Listing.
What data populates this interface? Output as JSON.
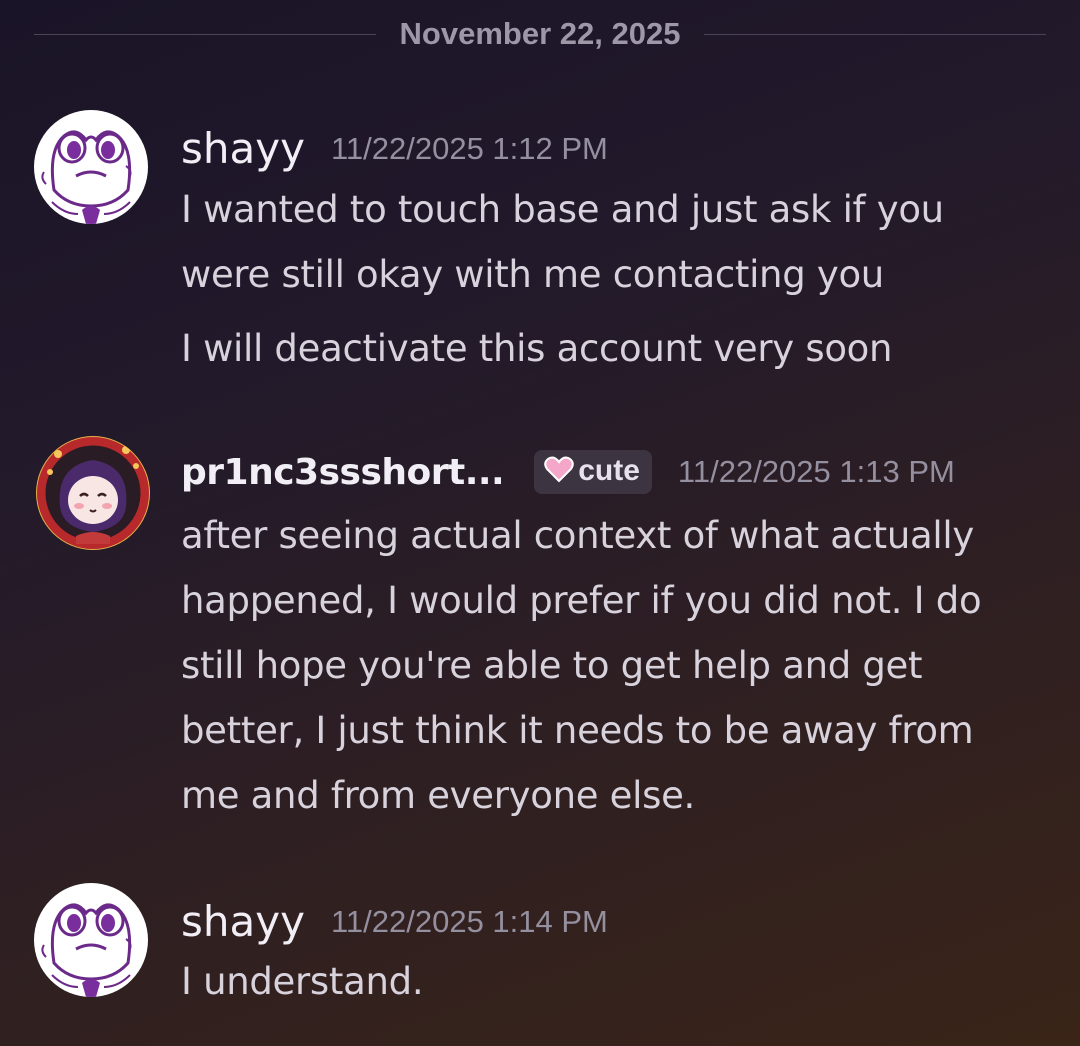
{
  "date_divider": "November 22, 2025",
  "messages": [
    {
      "username": "shayy",
      "timestamp": "11/22/2025 1:12 PM",
      "avatar": "frog-avatar",
      "lines": [
        "I wanted to touch base and just ask if you",
        "were still okay with me contacting you",
        "I will deactivate this account very soon"
      ]
    },
    {
      "username": "pr1nc3ssshort...",
      "tag_icon": "pink-heart-icon",
      "tag_label": "cute",
      "timestamp": "11/22/2025 1:13 PM",
      "avatar": "hooded-girl-avatar",
      "lines": [
        "after seeing actual context of what actually",
        "happened, I would prefer if you did not. I do",
        "still hope you're able to get help and get",
        "better, I just think it needs to be away from",
        "me and from everyone else."
      ]
    },
    {
      "username": "shayy",
      "timestamp": "11/22/2025 1:14 PM",
      "avatar": "frog-avatar",
      "lines": [
        "I understand."
      ]
    }
  ],
  "colors": {
    "username": "#f1eef5",
    "timestamp": "#9590a0",
    "message_text": "#d8d2dc",
    "tag_background": "#3c3440",
    "heart": "#f4a7c9"
  }
}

Work instructions. Reproduce all entries exactly. Pictures do not belong in the copy.

Exercise output.
What data populates this interface? Output as JSON.
{
  "date_divider": "November 22, 2025",
  "messages": [
    {
      "username": "shayy",
      "timestamp": "11/22/2025 1:12 PM",
      "avatar": "frog-avatar",
      "lines": [
        "I wanted to touch base and just ask if you",
        "were still okay with me contacting you",
        "I will deactivate this account very soon"
      ]
    },
    {
      "username": "pr1nc3ssshort...",
      "tag_icon": "pink-heart-icon",
      "tag_label": "cute",
      "timestamp": "11/22/2025 1:13 PM",
      "avatar": "hooded-girl-avatar",
      "lines": [
        "after seeing actual context of what actually",
        "happened, I would prefer if you did not. I do",
        "still hope you're able to get help and get",
        "better, I just think it needs to be away from",
        "me and from everyone else."
      ]
    },
    {
      "username": "shayy",
      "timestamp": "11/22/2025 1:14 PM",
      "avatar": "frog-avatar",
      "lines": [
        "I understand."
      ]
    }
  ],
  "colors": {
    "username": "#f1eef5",
    "timestamp": "#9590a0",
    "message_text": "#d8d2dc",
    "tag_background": "#3c3440",
    "heart": "#f4a7c9"
  }
}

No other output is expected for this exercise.